### Problem to work on
Text in the records must be reproduced exactly, and pictures must be skipped.

*** Opening Supplied material ***

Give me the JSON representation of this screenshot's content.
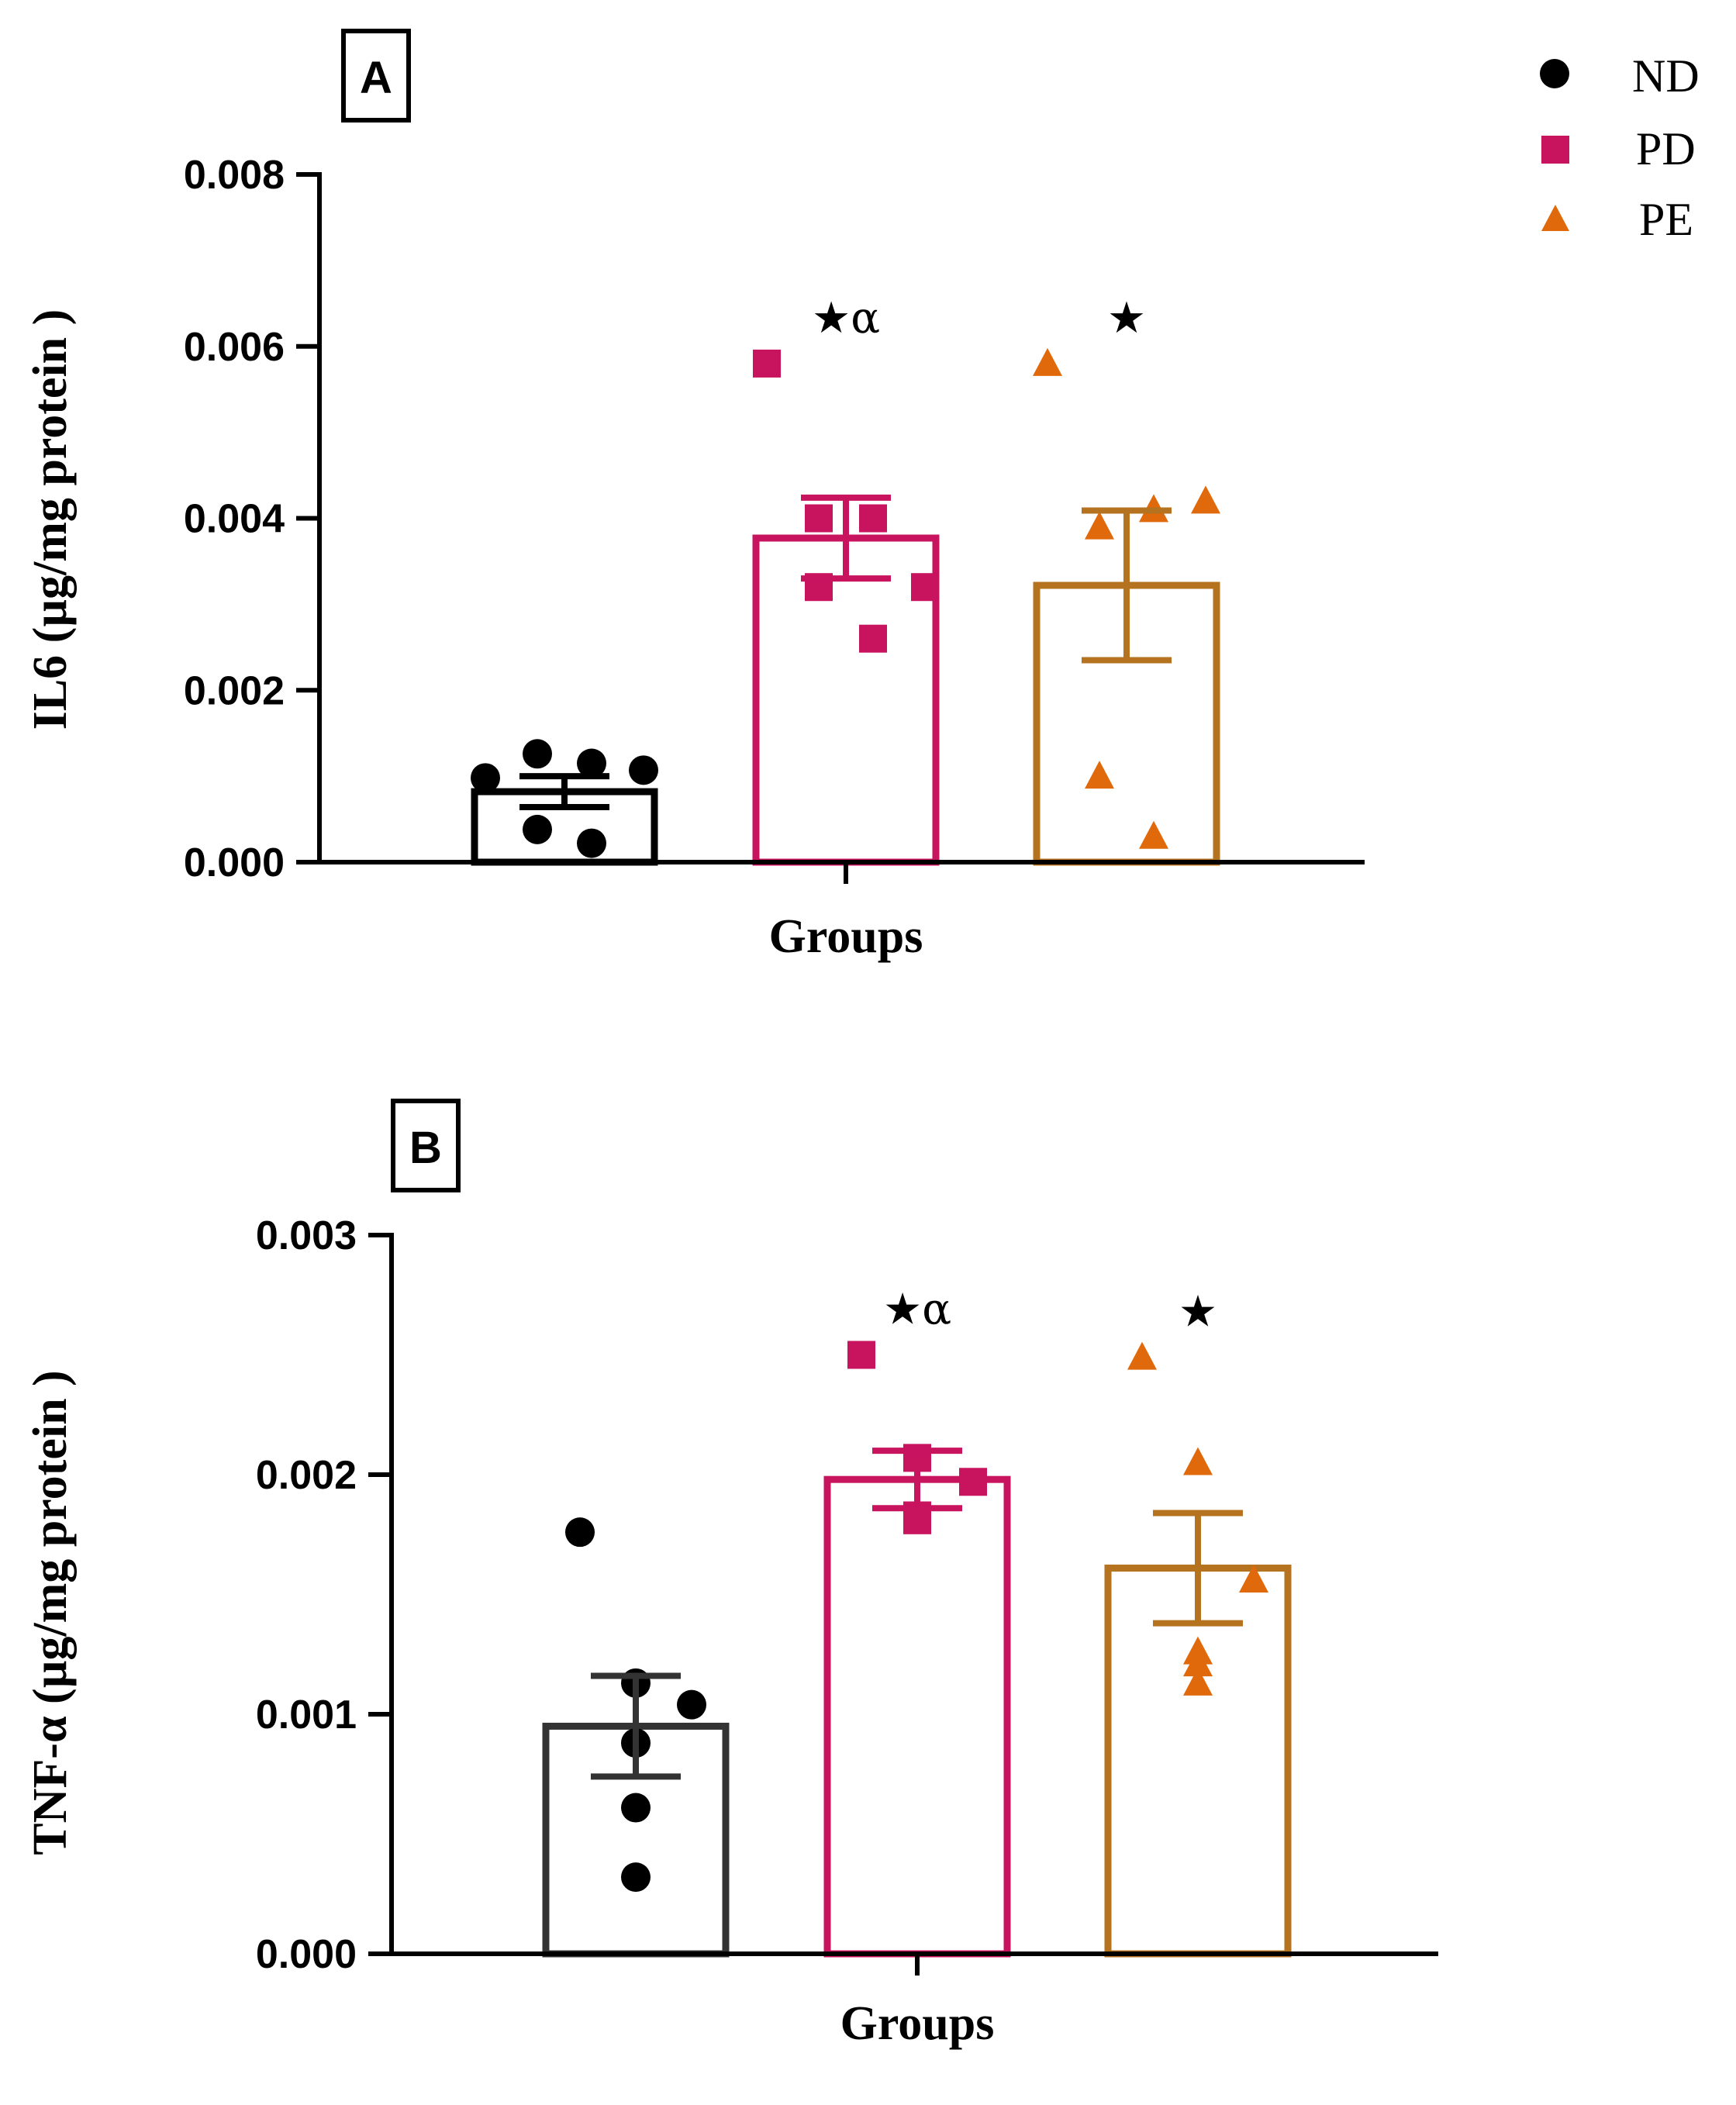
{
  "legend": [
    {
      "label": "ND",
      "color": "#000000",
      "marker": "circle"
    },
    {
      "label": "PD",
      "color": "#c8135f",
      "marker": "square"
    },
    {
      "label": "PE",
      "color": "#e06a0b",
      "marker": "triangle"
    }
  ],
  "chart_data": [
    {
      "type": "bar",
      "panel": "A",
      "title": "",
      "xlabel": "Groups",
      "ylabel": "IL6 (µg/mg protein )",
      "ylim": [
        0,
        0.008
      ],
      "yticks": [
        "0.000",
        "0.002",
        "0.004",
        "0.006",
        "0.008"
      ],
      "ytick_values": [
        0,
        0.002,
        0.004,
        0.006,
        0.008
      ],
      "categories": [
        "ND",
        "PD",
        "PE"
      ],
      "bar_edge_colors": [
        "#000000",
        "#c8135f",
        "#b5721f"
      ],
      "point_colors": [
        "#000000",
        "#c8135f",
        "#e06a0b"
      ],
      "means": [
        0.00082,
        0.00377,
        0.00322
      ],
      "sem": [
        0.00018,
        0.00047,
        0.00087
      ],
      "points": [
        [
          0.00098,
          0.00126,
          0.00115,
          0.00107,
          0.00038,
          0.00022
        ],
        [
          0.0058,
          0.004,
          0.004,
          0.0032,
          0.0032,
          0.0026
        ],
        [
          0.0058,
          0.0039,
          0.0041,
          0.0042,
          0.001,
          0.0003
        ]
      ],
      "annotations": [
        "",
        "★α",
        "★"
      ]
    },
    {
      "type": "bar",
      "panel": "B",
      "title": "",
      "xlabel": "Groups",
      "ylabel": "TNF-α (µg/mg protein )",
      "ylim": [
        0,
        0.003
      ],
      "yticks": [
        "0.000",
        "0.001",
        "0.002",
        "0.003"
      ],
      "ytick_values": [
        0,
        0.001,
        0.002,
        0.003
      ],
      "categories": [
        "ND",
        "PD",
        "PE"
      ],
      "bar_edge_colors": [
        "#333333",
        "#c8135f",
        "#b5721f"
      ],
      "point_colors": [
        "#000000",
        "#c8135f",
        "#e06a0b"
      ],
      "means": [
        0.00095,
        0.00198,
        0.00161
      ],
      "sem": [
        0.00021,
        0.00012,
        0.00023
      ],
      "points": [
        [
          0.00176,
          0.00113,
          0.00104,
          0.00088,
          0.00061,
          0.00032
        ],
        [
          0.0025,
          0.00207,
          0.00197,
          0.00183,
          0.00181,
          0.00181
        ],
        [
          0.00249,
          0.00205,
          0.00156,
          0.00126,
          0.00121,
          0.00113
        ]
      ],
      "annotations": [
        "",
        "★α",
        "★"
      ]
    }
  ]
}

*** Closing Supplied material ***

### Answer to this task
Give me the JSON representation of this screenshot's content.
{
  "legend": [
    {
      "label": "ND",
      "color": "#000000",
      "marker": "circle"
    },
    {
      "label": "PD",
      "color": "#c8135f",
      "marker": "square"
    },
    {
      "label": "PE",
      "color": "#e06a0b",
      "marker": "triangle"
    }
  ],
  "chart_data": [
    {
      "type": "bar",
      "panel": "A",
      "title": "",
      "xlabel": "Groups",
      "ylabel": "IL6 (µg/mg protein )",
      "ylim": [
        0,
        0.008
      ],
      "yticks": [
        "0.000",
        "0.002",
        "0.004",
        "0.006",
        "0.008"
      ],
      "ytick_values": [
        0,
        0.002,
        0.004,
        0.006,
        0.008
      ],
      "categories": [
        "ND",
        "PD",
        "PE"
      ],
      "bar_edge_colors": [
        "#000000",
        "#c8135f",
        "#b5721f"
      ],
      "point_colors": [
        "#000000",
        "#c8135f",
        "#e06a0b"
      ],
      "means": [
        0.00082,
        0.00377,
        0.00322
      ],
      "sem": [
        0.00018,
        0.00047,
        0.00087
      ],
      "points": [
        [
          0.00098,
          0.00126,
          0.00115,
          0.00107,
          0.00038,
          0.00022
        ],
        [
          0.0058,
          0.004,
          0.004,
          0.0032,
          0.0032,
          0.0026
        ],
        [
          0.0058,
          0.0039,
          0.0041,
          0.0042,
          0.001,
          0.0003
        ]
      ],
      "annotations": [
        "",
        "★α",
        "★"
      ]
    },
    {
      "type": "bar",
      "panel": "B",
      "title": "",
      "xlabel": "Groups",
      "ylabel": "TNF-α (µg/mg protein )",
      "ylim": [
        0,
        0.003
      ],
      "yticks": [
        "0.000",
        "0.001",
        "0.002",
        "0.003"
      ],
      "ytick_values": [
        0,
        0.001,
        0.002,
        0.003
      ],
      "categories": [
        "ND",
        "PD",
        "PE"
      ],
      "bar_edge_colors": [
        "#333333",
        "#c8135f",
        "#b5721f"
      ],
      "point_colors": [
        "#000000",
        "#c8135f",
        "#e06a0b"
      ],
      "means": [
        0.00095,
        0.00198,
        0.00161
      ],
      "sem": [
        0.00021,
        0.00012,
        0.00023
      ],
      "points": [
        [
          0.00176,
          0.00113,
          0.00104,
          0.00088,
          0.00061,
          0.00032
        ],
        [
          0.0025,
          0.00207,
          0.00197,
          0.00183,
          0.00181,
          0.00181
        ],
        [
          0.00249,
          0.00205,
          0.00156,
          0.00126,
          0.00121,
          0.00113
        ]
      ],
      "annotations": [
        "",
        "★α",
        "★"
      ]
    }
  ]
}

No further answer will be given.